Give a verbatim quotation of every record.

Dataset rows about figures
----

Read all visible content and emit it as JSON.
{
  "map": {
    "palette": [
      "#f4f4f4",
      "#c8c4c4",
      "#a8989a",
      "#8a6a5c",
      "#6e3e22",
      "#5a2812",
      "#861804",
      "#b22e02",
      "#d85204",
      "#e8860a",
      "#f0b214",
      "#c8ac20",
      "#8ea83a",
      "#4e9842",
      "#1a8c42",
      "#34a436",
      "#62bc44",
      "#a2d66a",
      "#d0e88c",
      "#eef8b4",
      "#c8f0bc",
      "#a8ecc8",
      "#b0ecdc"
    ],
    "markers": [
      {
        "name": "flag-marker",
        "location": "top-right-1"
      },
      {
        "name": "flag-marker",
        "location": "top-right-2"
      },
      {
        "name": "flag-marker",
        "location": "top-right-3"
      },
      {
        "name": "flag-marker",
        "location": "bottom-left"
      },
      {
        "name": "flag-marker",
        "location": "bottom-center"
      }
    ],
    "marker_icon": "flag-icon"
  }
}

----

▶ _Problem solution_:
Read all visible content and emit it as JSON.
{
  "map": {
    "palette": [
      "#f4f4f4",
      "#c8c4c4",
      "#a8989a",
      "#8a6a5c",
      "#6e3e22",
      "#5a2812",
      "#861804",
      "#b22e02",
      "#d85204",
      "#e8860a",
      "#f0b214",
      "#c8ac20",
      "#8ea83a",
      "#4e9842",
      "#1a8c42",
      "#34a436",
      "#62bc44",
      "#a2d66a",
      "#d0e88c",
      "#eef8b4",
      "#c8f0bc",
      "#a8ecc8",
      "#b0ecdc"
    ],
    "markers": [
      {
        "name": "flag-marker",
        "location": "top-right-1"
      },
      {
        "name": "flag-marker",
        "location": "top-right-2"
      },
      {
        "name": "flag-marker",
        "location": "top-right-3"
      },
      {
        "name": "flag-marker",
        "location": "bottom-left"
      },
      {
        "name": "flag-marker",
        "location": "bottom-center"
      }
    ],
    "marker_icon": "flag-icon"
  }
}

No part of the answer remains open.